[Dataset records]

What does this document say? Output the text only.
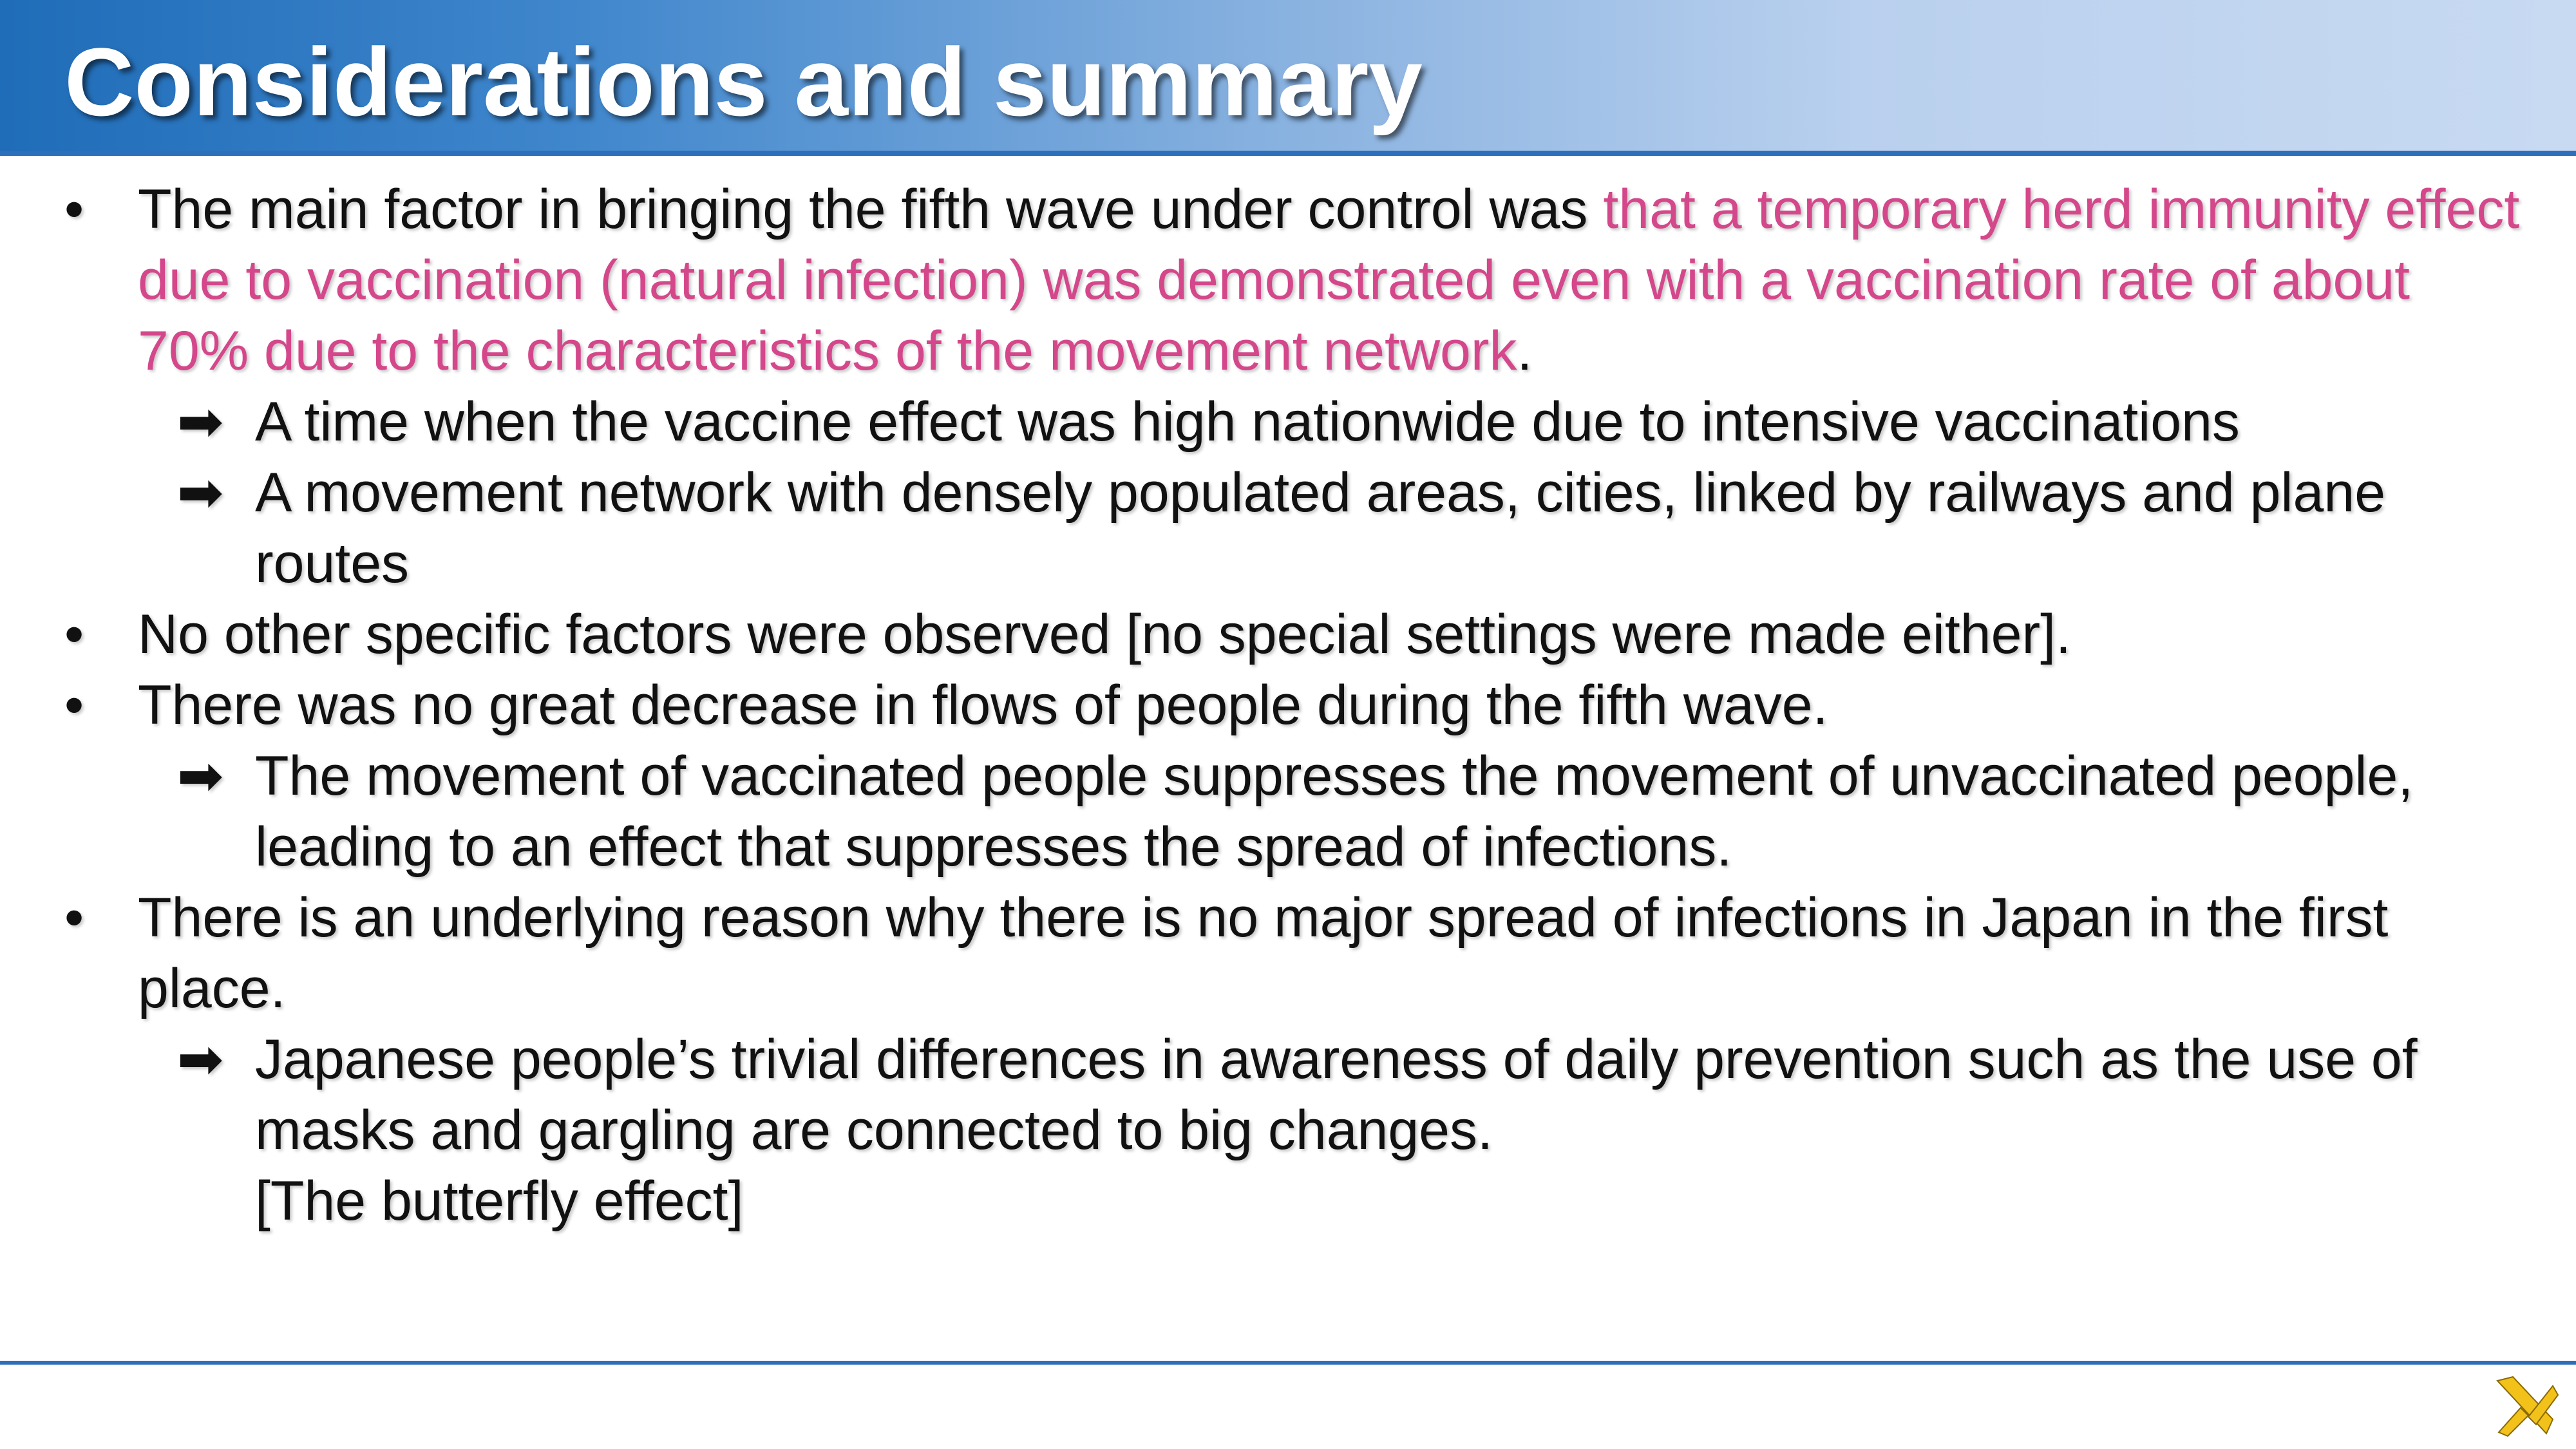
Considerations and summary

• The main factor in bringing the fifth wave under control was that a temporary herd immunity effect due to vaccination (natural infection) was demonstrated even with a vaccination rate of about 70% due to the characteristics of the movement network.

➡ A time when the vaccine effect was high nationwide due to intensive vaccinations

➡ A movement network with densely populated areas, cities, linked by railways and plane routes

• No other specific factors were observed [no special settings were made either].

• There was no great decrease in flows of people during the fifth wave.

➡ The movement of vaccinated people suppresses the movement of unvaccinated people, leading to an effect that suppresses the spread of infections.

• There is an underlying reason why there is no major spread of infections in Japan in the first place.

➡ Japanese people’s trivial differences in awareness of daily prevention such as the use of masks and gargling are connected to big changes.
[The butterfly effect]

*What needs to be done*: Print every record above exactly as written, leaving out the pictures.

*Result of the exercise*:
What does this document say? Output the text only.
Considerations and summary

• The main factor in bringing the fifth wave under control was that a temporary herd immunity effect due to vaccination (natural infection) was demonstrated even with a vaccination rate of about 70% due to the characteristics of the movement network.

➡ A time when the vaccine effect was high nationwide due to intensive vaccinations

➡ A movement network with densely populated areas, cities, linked by railways and plane routes

• No other specific factors were observed [no special settings were made either].

• There was no great decrease in flows of people during the fifth wave.

➡ The movement of vaccinated people suppresses the movement of unvaccinated people, leading to an effect that suppresses the spread of infections.

• There is an underlying reason why there is no major spread of infections in Japan in the first place.

➡ Japanese people’s trivial differences in awareness of daily prevention such as the use of masks and gargling are connected to big changes.
[The butterfly effect]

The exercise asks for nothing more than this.